### Data excerpts
==================================================

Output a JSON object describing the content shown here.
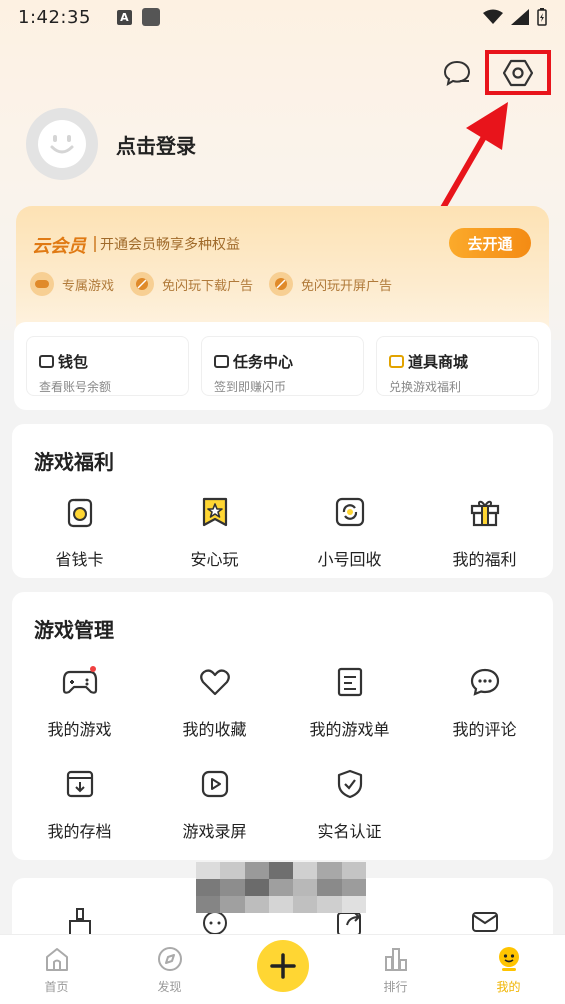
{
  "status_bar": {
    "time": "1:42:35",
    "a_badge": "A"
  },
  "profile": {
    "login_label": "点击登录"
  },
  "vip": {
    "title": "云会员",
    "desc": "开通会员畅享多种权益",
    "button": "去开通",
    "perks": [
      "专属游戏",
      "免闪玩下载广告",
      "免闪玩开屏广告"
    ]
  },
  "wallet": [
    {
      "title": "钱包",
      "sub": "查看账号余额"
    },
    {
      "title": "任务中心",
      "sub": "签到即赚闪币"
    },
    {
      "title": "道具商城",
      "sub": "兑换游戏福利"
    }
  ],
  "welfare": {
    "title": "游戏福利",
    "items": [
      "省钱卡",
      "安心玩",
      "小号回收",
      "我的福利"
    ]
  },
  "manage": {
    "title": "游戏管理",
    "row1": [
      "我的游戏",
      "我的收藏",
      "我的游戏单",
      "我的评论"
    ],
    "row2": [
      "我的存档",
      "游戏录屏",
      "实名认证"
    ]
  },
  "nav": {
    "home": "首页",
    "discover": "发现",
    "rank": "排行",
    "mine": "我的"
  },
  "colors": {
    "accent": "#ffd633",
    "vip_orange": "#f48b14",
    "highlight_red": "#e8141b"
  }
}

==================================================

### Brief
From the records given above, copy all lines containing "title".

### The reply
    "title": "云会员",
      "title": "钱包",
      "title": "任务中心",
      "title": "道具商城",
    "title": "游戏福利",
    "title": "游戏管理",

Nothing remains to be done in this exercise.